### Prompt
Write out all the entries word for word, but skip any images.

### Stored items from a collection
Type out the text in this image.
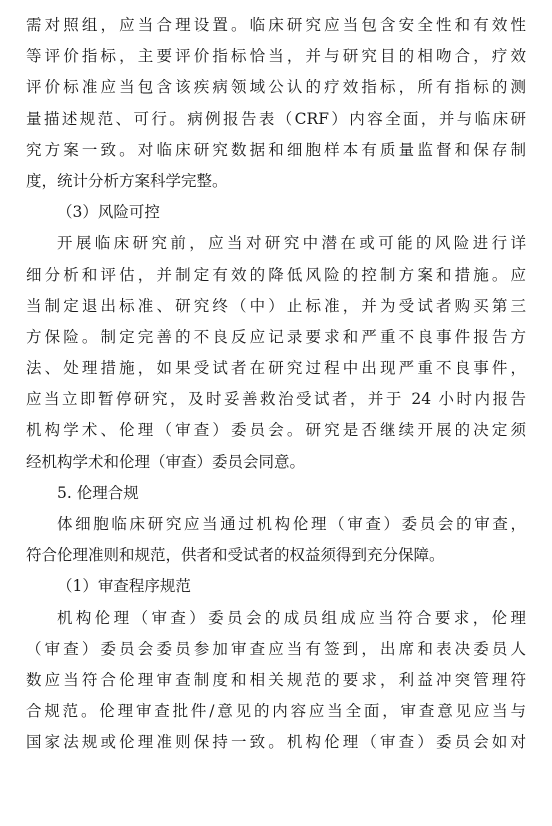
需对照组，应当合理设置。临床研究应当包含安全性和有效性
等评价指标，主要评价指标恰当，并与研究目的相吻合，疗效
评价标准应当包含该疾病领域公认的疗效指标，所有指标的测
量描述规范、可行。病例报告表（CRF）内容全面，并与临床研
究方案一致。对临床研究数据和细胞样本有质量监督和保存制
度，统计分析方案科学完整。
（3）风险可控
开展临床研究前，应当对研究中潜在或可能的风险进行详
细分析和评估，并制定有效的降低风险的控制方案和措施。应
当制定退出标准、研究终（中）止标准，并为受试者购买第三
方保险。制定完善的不良反应记录要求和严重不良事件报告方
法、处理措施，如果受试者在研究过程中出现严重不良事件，
应当立即暂停研究，及时妥善救治受试者，并于 24 小时内报告
机构学术、伦理（审查）委员会。研究是否继续开展的决定须
经机构学术和伦理（审查）委员会同意。
5. 伦理合规
体细胞临床研究应当通过机构伦理（审查）委员会的审查，
符合伦理准则和规范，供者和受试者的权益须得到充分保障。
（1）审查程序规范
机构伦理（审查）委员会的成员组成应当符合要求，伦理
（审查）委员会委员参加审查应当有签到，出席和表决委员人
数应当符合伦理审查制度和相关规范的要求，利益冲突管理符
合规范。伦理审查批件/意见的内容应当全面，审查意见应当与
国家法规或伦理准则保持一致。机构伦理（审查）委员会如对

### Worked answer
Type out the text in this image.
需对照组，应当合理设置。临床研究应当包含安全性和有效性
等评价指标，主要评价指标恰当，并与研究目的相吻合，疗效
评价标准应当包含该疾病领域公认的疗效指标，所有指标的测
量描述规范、可行。病例报告表（CRF）内容全面，并与临床研
究方案一致。对临床研究数据和细胞样本有质量监督和保存制
度，统计分析方案科学完整。
（3）风险可控
开展临床研究前，应当对研究中潜在或可能的风险进行详
细分析和评估，并制定有效的降低风险的控制方案和措施。应
当制定退出标准、研究终（中）止标准，并为受试者购买第三
方保险。制定完善的不良反应记录要求和严重不良事件报告方
法、处理措施，如果受试者在研究过程中出现严重不良事件，
应当立即暂停研究，及时妥善救治受试者，并于 24 小时内报告
机构学术、伦理（审查）委员会。研究是否继续开展的决定须
经机构学术和伦理（审查）委员会同意。
5. 伦理合规
体细胞临床研究应当通过机构伦理（审查）委员会的审查，
符合伦理准则和规范，供者和受试者的权益须得到充分保障。
（1）审查程序规范
机构伦理（审查）委员会的成员组成应当符合要求，伦理
（审查）委员会委员参加审查应当有签到，出席和表决委员人
数应当符合伦理审查制度和相关规范的要求，利益冲突管理符
合规范。伦理审查批件/意见的内容应当全面，审查意见应当与
国家法规或伦理准则保持一致。机构伦理（审查）委员会如对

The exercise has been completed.